> Given request: Transcribe each line of the records below exactly, excluding any embedded images.

> Given records:
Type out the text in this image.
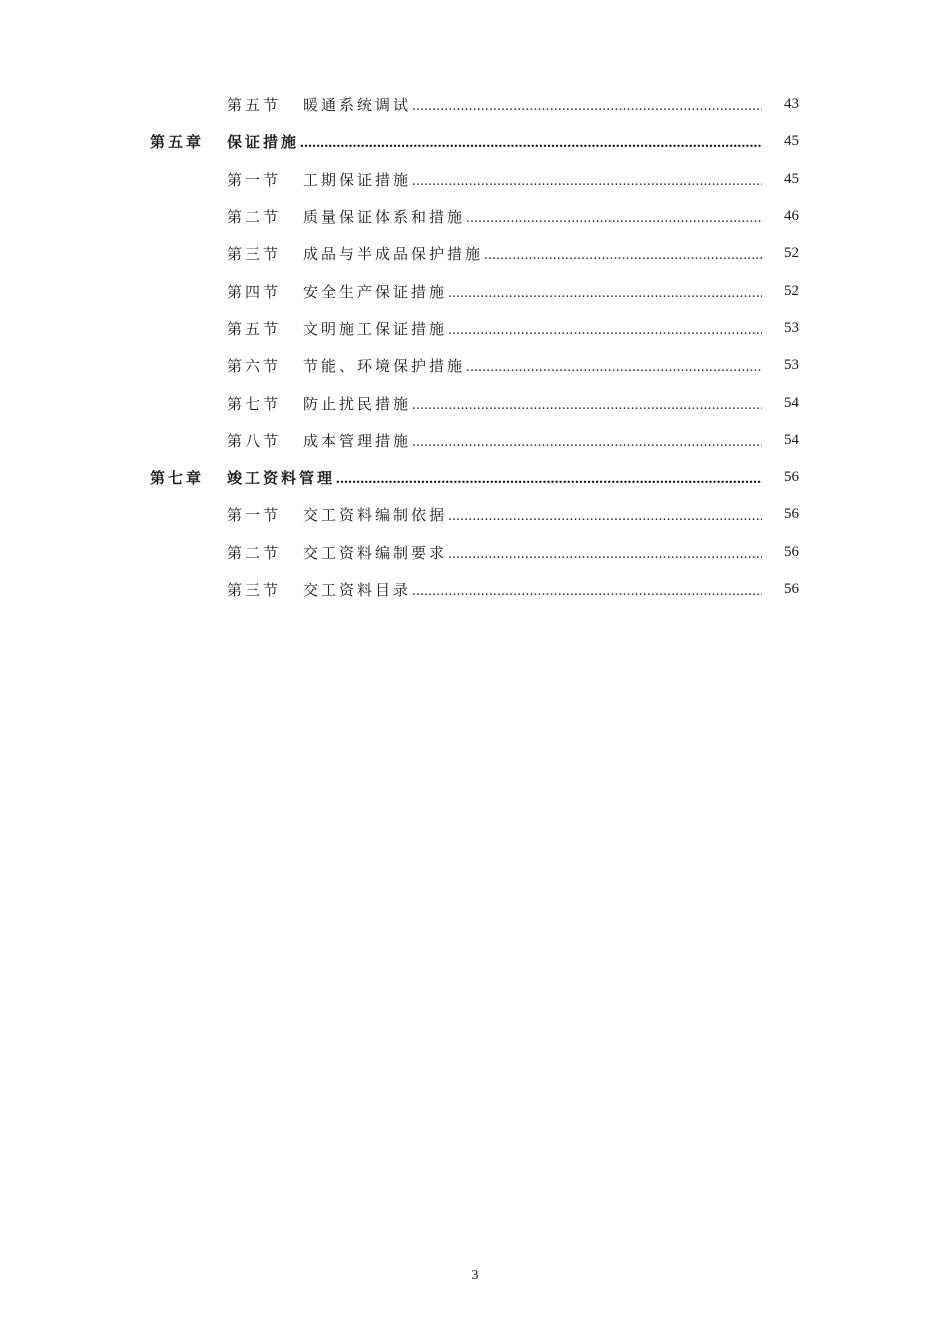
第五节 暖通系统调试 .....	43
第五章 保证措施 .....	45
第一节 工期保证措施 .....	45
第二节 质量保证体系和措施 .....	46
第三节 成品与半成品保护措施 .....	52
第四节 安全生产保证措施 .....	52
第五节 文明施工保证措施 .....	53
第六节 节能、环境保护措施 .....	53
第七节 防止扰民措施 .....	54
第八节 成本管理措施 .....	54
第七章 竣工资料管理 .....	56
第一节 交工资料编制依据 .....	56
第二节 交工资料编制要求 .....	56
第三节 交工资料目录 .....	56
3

> Complete answer:
Type out the text in this image.
第五节 暖通系统调试 .....	43
第五章 保证措施 .....	45
第一节 工期保证措施 .....	45
第二节 质量保证体系和措施 .....	46
第三节 成品与半成品保护措施 .....	52
第四节 安全生产保证措施 .....	52
第五节 文明施工保证措施 .....	53
第六节 节能、环境保护措施 .....	53
第七节 防止扰民措施 .....	54
第八节 成本管理措施 .....	54
第七章 竣工资料管理 .....	56
第一节 交工资料编制依据 .....	56
第二节 交工资料编制要求 .....	56
第三节 交工资料目录 .....	56
3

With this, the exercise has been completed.